— Problem —
Print the data that follows exactly.

— Given entries —

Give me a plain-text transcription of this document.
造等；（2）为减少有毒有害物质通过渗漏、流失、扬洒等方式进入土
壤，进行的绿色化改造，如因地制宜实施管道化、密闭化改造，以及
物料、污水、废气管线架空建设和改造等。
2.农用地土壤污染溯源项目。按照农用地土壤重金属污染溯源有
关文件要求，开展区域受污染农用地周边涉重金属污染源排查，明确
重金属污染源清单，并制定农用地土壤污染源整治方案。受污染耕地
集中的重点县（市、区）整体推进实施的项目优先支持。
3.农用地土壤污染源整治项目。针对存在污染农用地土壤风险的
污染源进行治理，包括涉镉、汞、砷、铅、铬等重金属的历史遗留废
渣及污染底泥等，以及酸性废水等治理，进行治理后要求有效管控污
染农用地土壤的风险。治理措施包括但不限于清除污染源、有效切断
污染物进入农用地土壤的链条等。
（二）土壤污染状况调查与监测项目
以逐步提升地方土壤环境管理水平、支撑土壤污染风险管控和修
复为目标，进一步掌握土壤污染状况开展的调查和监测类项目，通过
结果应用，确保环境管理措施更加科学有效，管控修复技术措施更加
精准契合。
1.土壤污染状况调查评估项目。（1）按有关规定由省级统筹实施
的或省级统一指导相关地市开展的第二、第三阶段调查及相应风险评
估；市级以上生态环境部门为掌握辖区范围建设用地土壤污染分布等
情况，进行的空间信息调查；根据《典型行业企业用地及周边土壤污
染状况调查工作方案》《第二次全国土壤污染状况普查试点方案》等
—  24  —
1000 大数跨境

— Worked solution —
Give me a plain-text transcription of this document.
造等；（2）为减少有毒有害物质通过渗漏、流失、扬洒等方式进入土
壤，进行的绿色化改造，如因地制宜实施管道化、密闭化改造，以及
物料、污水、废气管线架空建设和改造等。
2.农用地土壤污染溯源项目。按照农用地土壤重金属污染溯源有
关文件要求，开展区域受污染农用地周边涉重金属污染源排查，明确
重金属污染源清单，并制定农用地土壤污染源整治方案。受污染耕地
集中的重点县（市、区）整体推进实施的项目优先支持。
3.农用地土壤污染源整治项目。针对存在污染农用地土壤风险的
污染源进行治理，包括涉镉、汞、砷、铅、铬等重金属的历史遗留废
渣及污染底泥等，以及酸性废水等治理，进行治理后要求有效管控污
染农用地土壤的风险。治理措施包括但不限于清除污染源、有效切断
污染物进入农用地土壤的链条等。
（二）土壤污染状况调查与监测项目
以逐步提升地方土壤环境管理水平、支撑土壤污染风险管控和修
复为目标，进一步掌握土壤污染状况开展的调查和监测类项目，通过
结果应用，确保环境管理措施更加科学有效，管控修复技术措施更加
精准契合。
1.土壤污染状况调查评估项目。（1）按有关规定由省级统筹实施
的或省级统一指导相关地市开展的第二、第三阶段调查及相应风险评
估；市级以上生态环境部门为掌握辖区范围建设用地土壤污染分布等
情况，进行的空间信息调查；根据《典型行业企业用地及周边土壤污
染状况调查工作方案》《第二次全国土壤污染状况普查试点方案》等
—  24  —
1000 大数跨境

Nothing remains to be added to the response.